● Exercise task:
Show all lines from the data that include the word "screenshot".

=== Stored rows ===

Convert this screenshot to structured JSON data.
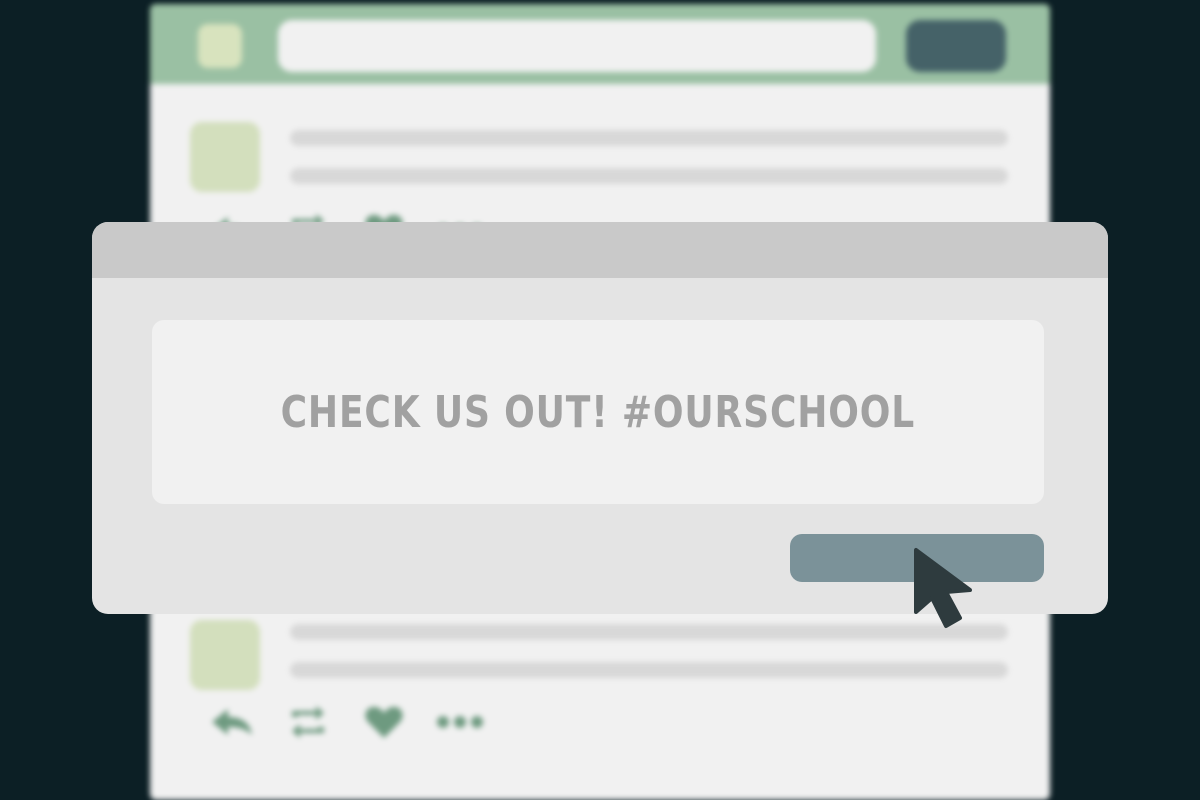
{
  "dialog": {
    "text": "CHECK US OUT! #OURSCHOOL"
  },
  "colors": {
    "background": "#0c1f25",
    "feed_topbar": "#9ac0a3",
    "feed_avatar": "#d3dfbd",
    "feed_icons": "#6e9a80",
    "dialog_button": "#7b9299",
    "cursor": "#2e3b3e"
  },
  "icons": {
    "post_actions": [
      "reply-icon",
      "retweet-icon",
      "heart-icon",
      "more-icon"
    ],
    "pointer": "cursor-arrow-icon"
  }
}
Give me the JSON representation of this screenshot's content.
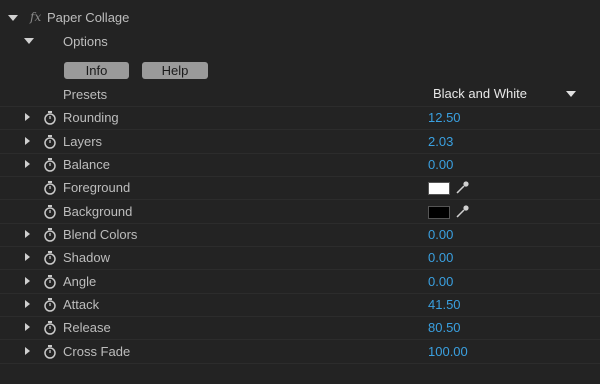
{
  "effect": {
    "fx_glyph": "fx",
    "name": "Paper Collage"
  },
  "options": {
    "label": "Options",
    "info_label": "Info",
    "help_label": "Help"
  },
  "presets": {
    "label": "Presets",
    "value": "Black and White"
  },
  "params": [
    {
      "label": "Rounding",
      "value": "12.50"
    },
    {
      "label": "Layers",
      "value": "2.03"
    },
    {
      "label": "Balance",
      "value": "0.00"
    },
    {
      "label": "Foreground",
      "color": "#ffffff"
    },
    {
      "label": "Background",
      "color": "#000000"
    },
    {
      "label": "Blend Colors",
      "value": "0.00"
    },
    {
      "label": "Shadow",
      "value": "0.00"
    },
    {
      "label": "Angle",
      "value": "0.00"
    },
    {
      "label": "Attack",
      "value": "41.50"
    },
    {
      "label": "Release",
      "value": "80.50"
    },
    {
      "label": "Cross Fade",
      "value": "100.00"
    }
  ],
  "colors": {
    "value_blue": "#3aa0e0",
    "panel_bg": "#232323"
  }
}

===

● Answer for the task:
Convert this screenshot to structured JSON data.
Give me the JSON representation of this screenshot's content.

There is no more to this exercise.